#### Objective:
Find each line containing the word "Haute" and report how many there are. Add nothing else.

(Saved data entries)
--------------------
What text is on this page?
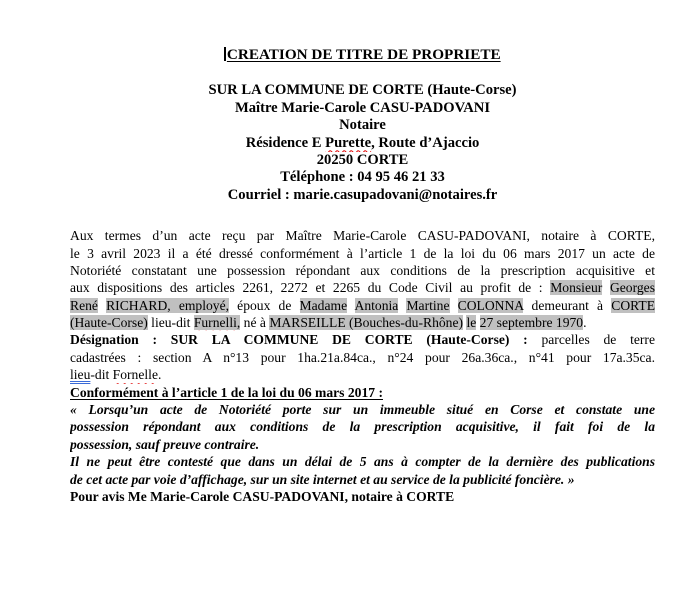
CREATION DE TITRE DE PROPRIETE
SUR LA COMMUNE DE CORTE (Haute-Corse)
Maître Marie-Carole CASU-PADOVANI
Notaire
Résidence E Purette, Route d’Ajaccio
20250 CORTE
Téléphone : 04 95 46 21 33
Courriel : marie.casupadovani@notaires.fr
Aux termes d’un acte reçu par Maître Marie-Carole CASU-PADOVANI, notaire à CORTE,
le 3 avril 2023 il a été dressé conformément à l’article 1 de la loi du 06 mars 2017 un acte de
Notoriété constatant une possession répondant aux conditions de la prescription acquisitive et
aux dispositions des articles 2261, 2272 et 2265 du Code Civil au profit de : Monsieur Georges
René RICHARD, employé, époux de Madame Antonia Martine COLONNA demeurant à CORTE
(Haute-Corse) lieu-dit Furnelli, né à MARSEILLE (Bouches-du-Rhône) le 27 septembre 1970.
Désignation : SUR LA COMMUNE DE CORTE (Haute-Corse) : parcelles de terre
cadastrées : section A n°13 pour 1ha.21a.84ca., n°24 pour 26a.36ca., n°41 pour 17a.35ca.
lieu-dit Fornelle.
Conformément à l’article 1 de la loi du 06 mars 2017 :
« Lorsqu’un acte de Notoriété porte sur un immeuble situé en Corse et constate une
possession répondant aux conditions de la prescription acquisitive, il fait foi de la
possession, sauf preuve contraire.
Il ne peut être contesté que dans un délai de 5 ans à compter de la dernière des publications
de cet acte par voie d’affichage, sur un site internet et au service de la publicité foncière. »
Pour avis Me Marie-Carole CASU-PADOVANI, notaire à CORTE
--------------------
#### Output below:
3